[Data entries]
**********

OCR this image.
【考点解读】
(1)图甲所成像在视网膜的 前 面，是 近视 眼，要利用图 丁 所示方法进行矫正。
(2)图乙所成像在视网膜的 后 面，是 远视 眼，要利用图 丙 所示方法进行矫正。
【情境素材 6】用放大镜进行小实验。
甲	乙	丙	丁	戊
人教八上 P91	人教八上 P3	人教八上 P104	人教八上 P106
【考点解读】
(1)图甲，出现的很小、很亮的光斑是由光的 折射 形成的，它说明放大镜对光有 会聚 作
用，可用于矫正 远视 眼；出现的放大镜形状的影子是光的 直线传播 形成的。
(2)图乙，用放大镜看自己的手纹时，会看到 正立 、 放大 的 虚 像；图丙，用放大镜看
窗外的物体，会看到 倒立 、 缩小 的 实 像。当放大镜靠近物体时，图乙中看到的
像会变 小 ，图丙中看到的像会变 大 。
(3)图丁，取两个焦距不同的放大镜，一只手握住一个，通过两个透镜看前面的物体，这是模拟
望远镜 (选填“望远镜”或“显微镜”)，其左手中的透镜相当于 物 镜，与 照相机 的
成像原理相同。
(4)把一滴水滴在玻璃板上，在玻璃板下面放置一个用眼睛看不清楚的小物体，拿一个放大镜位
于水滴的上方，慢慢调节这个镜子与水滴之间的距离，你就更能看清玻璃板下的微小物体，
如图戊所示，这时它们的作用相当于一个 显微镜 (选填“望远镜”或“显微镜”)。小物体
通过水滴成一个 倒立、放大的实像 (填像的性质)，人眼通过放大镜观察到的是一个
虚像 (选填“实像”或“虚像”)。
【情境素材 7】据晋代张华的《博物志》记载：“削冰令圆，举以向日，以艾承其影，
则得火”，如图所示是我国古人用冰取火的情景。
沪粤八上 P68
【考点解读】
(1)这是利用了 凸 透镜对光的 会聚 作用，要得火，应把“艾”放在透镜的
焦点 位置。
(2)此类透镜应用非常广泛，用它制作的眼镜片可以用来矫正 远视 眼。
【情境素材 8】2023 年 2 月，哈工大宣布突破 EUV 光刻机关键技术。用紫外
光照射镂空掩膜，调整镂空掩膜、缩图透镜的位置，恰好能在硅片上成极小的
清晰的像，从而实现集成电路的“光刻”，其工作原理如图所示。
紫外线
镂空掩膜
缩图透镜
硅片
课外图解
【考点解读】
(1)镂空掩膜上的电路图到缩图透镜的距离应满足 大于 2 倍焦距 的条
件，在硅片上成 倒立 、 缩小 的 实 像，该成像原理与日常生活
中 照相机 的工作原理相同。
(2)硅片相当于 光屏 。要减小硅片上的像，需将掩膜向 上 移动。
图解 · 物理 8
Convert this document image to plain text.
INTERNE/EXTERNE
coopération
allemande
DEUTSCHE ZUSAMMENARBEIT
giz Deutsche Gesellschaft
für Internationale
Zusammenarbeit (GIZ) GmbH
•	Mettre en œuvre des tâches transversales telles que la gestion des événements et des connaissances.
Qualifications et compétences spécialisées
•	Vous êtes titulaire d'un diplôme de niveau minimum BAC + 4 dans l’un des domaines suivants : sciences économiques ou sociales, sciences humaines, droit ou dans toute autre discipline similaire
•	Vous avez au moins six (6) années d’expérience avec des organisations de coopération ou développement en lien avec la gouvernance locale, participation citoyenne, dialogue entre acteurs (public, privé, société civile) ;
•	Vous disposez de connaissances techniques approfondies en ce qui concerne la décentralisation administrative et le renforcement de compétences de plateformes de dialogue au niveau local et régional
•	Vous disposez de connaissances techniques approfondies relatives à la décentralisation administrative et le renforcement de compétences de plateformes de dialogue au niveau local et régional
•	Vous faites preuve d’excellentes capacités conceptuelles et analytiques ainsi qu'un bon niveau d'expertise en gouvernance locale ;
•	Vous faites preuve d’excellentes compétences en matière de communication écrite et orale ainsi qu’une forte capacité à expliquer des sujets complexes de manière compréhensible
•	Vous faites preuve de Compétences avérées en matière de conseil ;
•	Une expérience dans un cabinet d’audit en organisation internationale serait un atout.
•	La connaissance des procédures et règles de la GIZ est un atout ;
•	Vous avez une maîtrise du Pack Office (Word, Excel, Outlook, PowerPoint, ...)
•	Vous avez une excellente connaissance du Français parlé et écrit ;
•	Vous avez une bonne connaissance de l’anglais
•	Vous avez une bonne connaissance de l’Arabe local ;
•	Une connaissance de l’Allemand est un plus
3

**********

_Directions for this task_. Retype the entries one by one, exactly.

_Task answer_.
OCR this image.
【考点解读】
(1)图甲所成像在视网膜的 前 面，是 近视 眼，要利用图 丁 所示方法进行矫正。
(2)图乙所成像在视网膜的 后 面，是 远视 眼，要利用图 丙 所示方法进行矫正。
【情境素材 6】用放大镜进行小实验。
甲	乙	丙	丁	戊
人教八上 P91	人教八上 P3	人教八上 P104	人教八上 P106
【考点解读】
(1)图甲，出现的很小、很亮的光斑是由光的 折射 形成的，它说明放大镜对光有 会聚 作
用，可用于矫正 远视 眼；出现的放大镜形状的影子是光的 直线传播 形成的。
(2)图乙，用放大镜看自己的手纹时，会看到 正立 、 放大 的 虚 像；图丙，用放大镜看
窗外的物体，会看到 倒立 、 缩小 的 实 像。当放大镜靠近物体时，图乙中看到的
像会变 小 ，图丙中看到的像会变 大 。
(3)图丁，取两个焦距不同的放大镜，一只手握住一个，通过两个透镜看前面的物体，这是模拟
望远镜 (选填“望远镜”或“显微镜”)，其左手中的透镜相当于 物 镜，与 照相机 的
成像原理相同。
(4)把一滴水滴在玻璃板上，在玻璃板下面放置一个用眼睛看不清楚的小物体，拿一个放大镜位
于水滴的上方，慢慢调节这个镜子与水滴之间的距离，你就更能看清玻璃板下的微小物体，
如图戊所示，这时它们的作用相当于一个 显微镜 (选填“望远镜”或“显微镜”)。小物体
通过水滴成一个 倒立、放大的实像 (填像的性质)，人眼通过放大镜观察到的是一个
虚像 (选填“实像”或“虚像”)。
【情境素材 7】据晋代张华的《博物志》记载：“削冰令圆，举以向日，以艾承其影，
则得火”，如图所示是我国古人用冰取火的情景。
沪粤八上 P68
【考点解读】
(1)这是利用了 凸 透镜对光的 会聚 作用，要得火，应把“艾”放在透镜的
焦点 位置。
(2)此类透镜应用非常广泛，用它制作的眼镜片可以用来矫正 远视 眼。
【情境素材 8】2023 年 2 月，哈工大宣布突破 EUV 光刻机关键技术。用紫外
光照射镂空掩膜，调整镂空掩膜、缩图透镜的位置，恰好能在硅片上成极小的
清晰的像，从而实现集成电路的“光刻”，其工作原理如图所示。
紫外线
镂空掩膜
缩图透镜
硅片
课外图解
【考点解读】
(1)镂空掩膜上的电路图到缩图透镜的距离应满足 大于 2 倍焦距 的条
件，在硅片上成 倒立 、 缩小 的 实 像，该成像原理与日常生活
中 照相机 的工作原理相同。
(2)硅片相当于 光屏 。要减小硅片上的像，需将掩膜向 上 移动。
图解 · 物理 8
Convert this document image to plain text.
INTERNE/EXTERNE
coopération
allemande
DEUTSCHE ZUSAMMENARBEIT
giz Deutsche Gesellschaft
für Internationale
Zusammenarbeit (GIZ) GmbH
•	Mettre en œuvre des tâches transversales telles que la gestion des événements et des connaissances.
Qualifications et compétences spécialisées
•	Vous êtes titulaire d'un diplôme de niveau minimum BAC + 4 dans l’un des domaines suivants : sciences économiques ou sociales, sciences humaines, droit ou dans toute autre discipline similaire
•	Vous avez au moins six (6) années d’expérience avec des organisations de coopération ou développement en lien avec la gouvernance locale, participation citoyenne, dialogue entre acteurs (public, privé, société civile) ;
•	Vous disposez de connaissances techniques approfondies en ce qui concerne la décentralisation administrative et le renforcement de compétences de plateformes de dialogue au niveau local et régional
•	Vous disposez de connaissances techniques approfondies relatives à la décentralisation administrative et le renforcement de compétences de plateformes de dialogue au niveau local et régional
•	Vous faites preuve d’excellentes capacités conceptuelles et analytiques ainsi qu'un bon niveau d'expertise en gouvernance locale ;
•	Vous faites preuve d’excellentes compétences en matière de communication écrite et orale ainsi qu’une forte capacité à expliquer des sujets complexes de manière compréhensible
•	Vous faites preuve de Compétences avérées en matière de conseil ;
•	Une expérience dans un cabinet d’audit en organisation internationale serait un atout.
•	La connaissance des procédures et règles de la GIZ est un atout ;
•	Vous avez une maîtrise du Pack Office (Word, Excel, Outlook, PowerPoint, ...)
•	Vous avez une excellente connaissance du Français parlé et écrit ;
•	Vous avez une bonne connaissance de l’anglais
•	Vous avez une bonne connaissance de l’Arabe local ;
•	Une connaissance de l’Allemand est un plus
3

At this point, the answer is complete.